Extract:
>>>
CIN Prevention Strategies Similarly Effective
ATLANTA—Hydration with saline works as well as sodium bicarbonate for preventing contrast-induced nephropathy (CIN) in diabetic patients with impaired renal function, according to study findings released at the 59th annual scientific session of the American College of Cardiology.
CIN is recognized as a risk of exposure to iodine-containing contrast media. The risk can be as high as 50% in patients with risk factors such as CKD and diabetic nephropathy, said investigator Young-Hak Kim, MD, PhD, Associate Professor of Cardiology at University of Ulsan College of Medicine at the Asan Medical Center, Seoul, Republic of Korea.
“Recent small-scale studies had suggested that hydration with sodium bicarbonate may be more protective than sodium chloride alone in the prevention of CIN,” Dr. Kim said. However, a recent meta-analysis (Ann Intern Med. 2009;151:631-638) questioned the effectiveness of sodium bicarbonate due to the heterogeneity in outcomes across studies.
In a study known as PREVENT (Preventive Strategies of Renal Insufficiency in Patients with Diabetes Undergoing Intervention of Arteriography), 382 patients with diabetes and mild-to-moderate chronic stable renal dysfunction (serum creatinine of 1.1 mg/dL or higher and an estimated glomerular filtration rate [eGFR] below 60 mL/min/1.73 m2) who were undergoing coronary or endovascular intervention or angiography were randomized to either open-label sodium chloride or sodium bicarbonate to prevent CIN.
Patients randomized to saline were given 0.9% isotonic solution at 1 mL/kg infused for 12 hours before and after contrast injection; those randomized to sodium bicarbonate were given 154 mEq/L infused at 3 mL/kg for one hour prior to contrast, followed by 1 mL/kg per hour during the procedure and for six hours after completion of the procedure.
The investigators defined CIN as a serum creatinine level greater than 25% or an absolute increase of serum creatinine of 0.5 mg/dL or greater within 48 hours after exposure to contrast.
The rate of CIN was 5.3% with sodium chloride solution infusion compared to 9.0% with sodium bicarbonate solution. The percentage of patients who required dialysis after the procedure, potentially due to CIN, was 2.1% with sodium bicarbonate compared with 1.1% with saline. These differences between the groups were not significant.
<<<
Parts of the exercise:
**A)** Answer these questions from the CIN prevention report:
(i) How many patients were randomized in the PREVENT study?
(ii) What rate of CIN was reported with sodium bicarbonate solution?
(iii) Within how many hours after contrast exposure did the serum creatinine increase have to occur to count as CIN?
**B)** From the CIN prevention report, retype the stretch from "CIN Prevention Strategies" through "Republic of Korea.".

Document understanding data
>>>
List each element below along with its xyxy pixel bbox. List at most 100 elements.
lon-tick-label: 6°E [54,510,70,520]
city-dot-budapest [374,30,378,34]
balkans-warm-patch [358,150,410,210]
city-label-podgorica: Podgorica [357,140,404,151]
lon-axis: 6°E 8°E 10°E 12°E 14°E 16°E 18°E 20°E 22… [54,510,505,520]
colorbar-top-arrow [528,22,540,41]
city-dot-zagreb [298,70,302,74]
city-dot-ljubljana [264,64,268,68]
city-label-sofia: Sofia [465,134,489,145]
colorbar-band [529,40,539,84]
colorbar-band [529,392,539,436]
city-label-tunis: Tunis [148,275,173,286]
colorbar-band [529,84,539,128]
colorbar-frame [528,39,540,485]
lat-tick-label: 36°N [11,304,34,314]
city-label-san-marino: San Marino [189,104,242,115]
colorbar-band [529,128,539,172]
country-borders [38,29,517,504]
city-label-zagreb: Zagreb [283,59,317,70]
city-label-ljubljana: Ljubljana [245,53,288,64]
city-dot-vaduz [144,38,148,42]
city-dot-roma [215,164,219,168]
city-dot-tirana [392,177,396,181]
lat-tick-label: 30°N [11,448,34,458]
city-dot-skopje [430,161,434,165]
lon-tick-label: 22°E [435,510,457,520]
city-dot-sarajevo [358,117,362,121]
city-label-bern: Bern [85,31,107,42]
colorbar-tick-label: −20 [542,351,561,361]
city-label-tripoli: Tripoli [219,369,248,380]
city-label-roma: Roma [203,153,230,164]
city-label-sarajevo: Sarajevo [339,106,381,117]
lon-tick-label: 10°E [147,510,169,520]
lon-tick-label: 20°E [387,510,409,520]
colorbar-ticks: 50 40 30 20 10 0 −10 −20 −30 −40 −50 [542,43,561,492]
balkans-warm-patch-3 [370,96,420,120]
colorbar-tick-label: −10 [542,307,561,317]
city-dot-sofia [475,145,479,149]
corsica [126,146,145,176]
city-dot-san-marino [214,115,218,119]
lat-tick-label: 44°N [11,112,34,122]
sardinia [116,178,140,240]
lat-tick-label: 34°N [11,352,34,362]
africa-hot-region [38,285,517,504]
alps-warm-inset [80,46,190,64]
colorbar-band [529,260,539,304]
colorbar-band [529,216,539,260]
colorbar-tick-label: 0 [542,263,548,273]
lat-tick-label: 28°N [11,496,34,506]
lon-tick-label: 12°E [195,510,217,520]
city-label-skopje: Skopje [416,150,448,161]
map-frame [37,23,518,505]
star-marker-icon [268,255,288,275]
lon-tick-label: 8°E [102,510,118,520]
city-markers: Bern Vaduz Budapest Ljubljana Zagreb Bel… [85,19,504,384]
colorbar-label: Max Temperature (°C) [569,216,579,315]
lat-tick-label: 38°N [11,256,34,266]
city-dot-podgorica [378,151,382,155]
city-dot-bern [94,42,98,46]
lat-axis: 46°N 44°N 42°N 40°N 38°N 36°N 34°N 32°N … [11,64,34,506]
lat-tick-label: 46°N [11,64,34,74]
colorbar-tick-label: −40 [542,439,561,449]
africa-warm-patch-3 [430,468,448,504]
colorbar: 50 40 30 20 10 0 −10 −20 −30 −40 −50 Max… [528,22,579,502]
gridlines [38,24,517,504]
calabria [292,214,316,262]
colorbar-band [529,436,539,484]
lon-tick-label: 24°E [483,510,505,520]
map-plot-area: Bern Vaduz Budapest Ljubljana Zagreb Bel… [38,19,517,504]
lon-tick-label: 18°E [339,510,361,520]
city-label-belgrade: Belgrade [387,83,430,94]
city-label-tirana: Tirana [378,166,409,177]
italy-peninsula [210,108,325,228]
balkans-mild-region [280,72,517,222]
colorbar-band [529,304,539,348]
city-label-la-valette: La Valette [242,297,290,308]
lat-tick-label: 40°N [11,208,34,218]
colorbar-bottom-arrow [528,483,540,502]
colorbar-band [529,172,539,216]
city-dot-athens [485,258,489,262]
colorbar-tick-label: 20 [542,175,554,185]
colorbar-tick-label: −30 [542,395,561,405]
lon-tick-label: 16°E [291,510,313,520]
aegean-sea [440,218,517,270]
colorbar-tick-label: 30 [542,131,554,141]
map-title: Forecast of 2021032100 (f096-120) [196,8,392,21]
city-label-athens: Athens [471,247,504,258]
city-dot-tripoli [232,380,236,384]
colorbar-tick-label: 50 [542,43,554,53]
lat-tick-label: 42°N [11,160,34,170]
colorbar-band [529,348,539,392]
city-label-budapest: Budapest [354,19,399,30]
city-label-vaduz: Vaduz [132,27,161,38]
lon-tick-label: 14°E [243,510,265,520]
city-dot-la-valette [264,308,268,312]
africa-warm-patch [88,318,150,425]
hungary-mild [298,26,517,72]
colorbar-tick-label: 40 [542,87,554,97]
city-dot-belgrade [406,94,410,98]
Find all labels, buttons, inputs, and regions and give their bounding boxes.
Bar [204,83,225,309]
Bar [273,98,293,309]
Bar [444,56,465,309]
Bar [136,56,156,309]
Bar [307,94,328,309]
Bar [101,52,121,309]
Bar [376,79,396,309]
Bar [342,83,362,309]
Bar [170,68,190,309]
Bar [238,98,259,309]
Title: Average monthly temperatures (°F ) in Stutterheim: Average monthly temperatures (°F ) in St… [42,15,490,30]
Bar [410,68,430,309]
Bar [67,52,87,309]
<<<
Outputs for the tasks:
**A)**
(i) 382
(ii) 9.0%
(iii) 48 hours

**B)**
CIN Prevention Strategies Similarly Effective
ATLANTA—Hydration with saline works as well as sodium bicarbonate for preventing contrast-induced nephropathy (CIN) in diabetic patients with impaired renal function, according to study findings released at the 59th annual scientific session of the American College of Cardiology.
CIN is recognized as a risk of exposure to iodine-containing contrast media. The risk can be as high as 50% in patients with risk factors such as CKD and diabetic nephropathy, said investigator Young-Hak Kim, MD, PhD, Associate Professor of Cardiology at University of Ulsan College of Medicine at the Asan Medical Center, Seoul, Republic of Korea.